_Entries from a data collection_
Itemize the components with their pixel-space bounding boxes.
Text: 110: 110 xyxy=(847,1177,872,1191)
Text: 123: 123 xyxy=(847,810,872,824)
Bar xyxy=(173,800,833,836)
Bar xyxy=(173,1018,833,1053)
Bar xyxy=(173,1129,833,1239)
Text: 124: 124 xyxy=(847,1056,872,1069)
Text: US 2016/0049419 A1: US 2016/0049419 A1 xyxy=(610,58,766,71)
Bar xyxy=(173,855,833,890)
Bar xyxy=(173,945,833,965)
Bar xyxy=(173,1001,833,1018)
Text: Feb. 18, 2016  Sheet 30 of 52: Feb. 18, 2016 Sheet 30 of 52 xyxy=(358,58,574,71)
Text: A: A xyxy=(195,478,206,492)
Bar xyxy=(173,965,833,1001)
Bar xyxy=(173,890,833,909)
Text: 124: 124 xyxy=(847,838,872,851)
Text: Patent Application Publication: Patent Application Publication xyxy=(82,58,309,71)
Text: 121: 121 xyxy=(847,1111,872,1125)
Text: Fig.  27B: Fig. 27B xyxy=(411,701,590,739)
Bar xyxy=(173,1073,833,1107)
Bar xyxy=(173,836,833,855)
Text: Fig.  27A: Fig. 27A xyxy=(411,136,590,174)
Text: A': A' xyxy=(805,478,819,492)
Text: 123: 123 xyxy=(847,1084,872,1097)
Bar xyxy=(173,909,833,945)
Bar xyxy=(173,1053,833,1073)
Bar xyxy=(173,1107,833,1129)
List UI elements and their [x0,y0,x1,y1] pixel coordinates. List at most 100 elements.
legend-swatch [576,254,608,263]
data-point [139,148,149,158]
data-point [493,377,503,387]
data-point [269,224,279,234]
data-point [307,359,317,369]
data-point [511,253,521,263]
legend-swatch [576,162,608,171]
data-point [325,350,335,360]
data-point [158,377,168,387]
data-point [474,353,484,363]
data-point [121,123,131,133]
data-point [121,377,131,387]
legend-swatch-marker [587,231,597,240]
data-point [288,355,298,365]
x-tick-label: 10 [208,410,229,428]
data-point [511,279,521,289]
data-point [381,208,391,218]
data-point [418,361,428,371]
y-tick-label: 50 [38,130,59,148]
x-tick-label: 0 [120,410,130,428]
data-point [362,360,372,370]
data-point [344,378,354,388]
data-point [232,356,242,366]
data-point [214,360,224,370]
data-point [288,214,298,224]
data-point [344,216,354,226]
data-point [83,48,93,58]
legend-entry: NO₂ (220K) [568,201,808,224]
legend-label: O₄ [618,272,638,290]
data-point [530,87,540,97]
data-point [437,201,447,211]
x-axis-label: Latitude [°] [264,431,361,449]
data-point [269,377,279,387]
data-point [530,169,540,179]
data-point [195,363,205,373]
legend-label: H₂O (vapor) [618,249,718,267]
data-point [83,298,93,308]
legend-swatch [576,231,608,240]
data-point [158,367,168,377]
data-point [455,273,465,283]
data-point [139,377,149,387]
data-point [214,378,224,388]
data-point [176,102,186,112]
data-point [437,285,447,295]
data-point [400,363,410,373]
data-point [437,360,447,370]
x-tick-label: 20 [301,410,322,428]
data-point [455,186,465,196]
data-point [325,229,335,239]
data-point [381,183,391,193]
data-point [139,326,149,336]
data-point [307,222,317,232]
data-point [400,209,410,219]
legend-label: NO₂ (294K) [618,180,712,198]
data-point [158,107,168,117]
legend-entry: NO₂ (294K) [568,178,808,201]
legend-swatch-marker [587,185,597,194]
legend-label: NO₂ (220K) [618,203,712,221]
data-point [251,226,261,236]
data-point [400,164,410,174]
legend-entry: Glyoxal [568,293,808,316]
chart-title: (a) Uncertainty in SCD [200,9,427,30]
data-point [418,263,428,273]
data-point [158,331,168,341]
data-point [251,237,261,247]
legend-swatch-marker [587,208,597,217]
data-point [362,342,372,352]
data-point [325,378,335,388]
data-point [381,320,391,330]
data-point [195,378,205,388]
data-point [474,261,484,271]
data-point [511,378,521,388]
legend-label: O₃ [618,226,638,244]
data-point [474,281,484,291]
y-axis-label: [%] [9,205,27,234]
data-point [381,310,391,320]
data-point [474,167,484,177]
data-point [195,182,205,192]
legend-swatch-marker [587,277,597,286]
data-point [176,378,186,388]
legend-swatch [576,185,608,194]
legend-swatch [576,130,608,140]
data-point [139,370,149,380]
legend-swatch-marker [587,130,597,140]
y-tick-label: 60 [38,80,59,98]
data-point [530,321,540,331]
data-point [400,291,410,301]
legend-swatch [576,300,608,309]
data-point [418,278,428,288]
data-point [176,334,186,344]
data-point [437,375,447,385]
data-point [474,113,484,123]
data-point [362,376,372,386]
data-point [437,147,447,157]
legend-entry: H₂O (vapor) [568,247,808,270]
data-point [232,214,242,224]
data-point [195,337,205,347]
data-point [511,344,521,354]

_Problem requirements_
Can you reproduce the entries above line for line, with nothing changed?

_The reply_
Itemize the components with their pixel-space bounding boxes.
Text: 110: 110 xyxy=(847,1177,872,1191)
Text: 123: 123 xyxy=(847,810,872,824)
Bar xyxy=(173,800,833,836)
Bar xyxy=(173,1018,833,1053)
Bar xyxy=(173,1129,833,1239)
Text: 124: 124 xyxy=(847,1056,872,1069)
Text: US 2016/0049419 A1: US 2016/0049419 A1 xyxy=(610,58,766,71)
Bar xyxy=(173,855,833,890)
Bar xyxy=(173,945,833,965)
Bar xyxy=(173,1001,833,1018)
Text: Feb. 18, 2016  Sheet 30 of 52: Feb. 18, 2016 Sheet 30 of 52 xyxy=(358,58,574,71)
Text: A: A xyxy=(195,478,206,492)
Bar xyxy=(173,965,833,1001)
Bar xyxy=(173,890,833,909)
Text: 124: 124 xyxy=(847,838,872,851)
Text: Patent Application Publication: Patent Application Publication xyxy=(82,58,309,71)
Text: 121: 121 xyxy=(847,1111,872,1125)
Text: Fig.  27B: Fig. 27B xyxy=(411,701,590,739)
Bar xyxy=(173,1073,833,1107)
Bar xyxy=(173,836,833,855)
Text: Fig.  27A: Fig. 27A xyxy=(411,136,590,174)
Text: A': A' xyxy=(805,478,819,492)
Text: 123: 123 xyxy=(847,1084,872,1097)
Bar xyxy=(173,909,833,945)
Bar xyxy=(173,1053,833,1073)
Bar xyxy=(173,1107,833,1129)
List UI elements and their [x0,y0,x1,y1] pixel coordinates. List at most 100 elements.
legend-swatch [576,254,608,263]
data-point [139,148,149,158]
data-point [493,377,503,387]
data-point [269,224,279,234]
data-point [307,359,317,369]
data-point [511,253,521,263]
legend-swatch [576,162,608,171]
data-point [325,350,335,360]
data-point [158,377,168,387]
data-point [474,353,484,363]
data-point [121,123,131,133]
data-point [121,377,131,387]
legend-swatch-marker [587,231,597,240]
data-point [288,355,298,365]
x-tick-label: 10 [208,410,229,428]
data-point [511,279,521,289]
data-point [381,208,391,218]
data-point [418,361,428,371]
y-tick-label: 50 [38,130,59,148]
x-tick-label: 0 [120,410,130,428]
data-point [362,360,372,370]
data-point [344,378,354,388]
data-point [232,356,242,366]
data-point [214,360,224,370]
data-point [288,214,298,224]
data-point [344,216,354,226]
data-point [83,48,93,58]
legend-entry: NO₂ (220K) [568,201,808,224]
legend-label: O₄ [618,272,638,290]
data-point [530,87,540,97]
data-point [437,201,447,211]
x-axis-label: Latitude [°] [264,431,361,449]
data-point [269,377,279,387]
data-point [530,169,540,179]
data-point [195,363,205,373]
legend-label: H₂O (vapor) [618,249,718,267]
data-point [83,298,93,308]
legend-swatch [576,231,608,240]
data-point [158,367,168,377]
data-point [455,273,465,283]
data-point [139,377,149,387]
data-point [214,378,224,388]
data-point [176,102,186,112]
data-point [437,285,447,295]
data-point [400,363,410,373]
data-point [437,360,447,370]
x-tick-label: 20 [301,410,322,428]
data-point [455,186,465,196]
data-point [325,229,335,239]
data-point [381,183,391,193]
data-point [139,326,149,336]
data-point [307,222,317,232]
data-point [400,209,410,219]
legend-label: NO₂ (294K) [618,180,712,198]
data-point [158,107,168,117]
legend-entry: NO₂ (294K) [568,178,808,201]
legend-swatch-marker [587,185,597,194]
legend-label: NO₂ (220K) [618,203,712,221]
data-point [251,226,261,236]
data-point [400,164,410,174]
legend-entry: Glyoxal [568,293,808,316]
chart-title: (a) Uncertainty in SCD [200,9,427,30]
data-point [418,263,428,273]
data-point [158,331,168,341]
data-point [251,237,261,247]
legend-swatch-marker [587,208,597,217]
data-point [362,342,372,352]
data-point [325,378,335,388]
data-point [381,320,391,330]
data-point [195,378,205,388]
data-point [474,261,484,271]
data-point [511,378,521,388]
legend-label: O₃ [618,226,638,244]
data-point [474,281,484,291]
y-axis-label: [%] [9,205,27,234]
data-point [381,310,391,320]
data-point [474,167,484,177]
data-point [195,182,205,192]
legend-swatch-marker [587,277,597,286]
data-point [176,378,186,388]
legend-swatch [576,185,608,194]
legend-swatch [576,130,608,140]
data-point [139,370,149,380]
legend-swatch-marker [587,130,597,140]
y-tick-label: 60 [38,80,59,98]
data-point [530,321,540,331]
data-point [400,291,410,301]
legend-swatch [576,300,608,309]
data-point [418,278,428,288]
data-point [176,334,186,344]
data-point [437,375,447,385]
data-point [474,113,484,123]
data-point [362,376,372,386]
data-point [437,147,447,157]
legend-entry: H₂O (vapor) [568,247,808,270]
data-point [232,214,242,224]
data-point [195,337,205,347]
data-point [511,344,521,354]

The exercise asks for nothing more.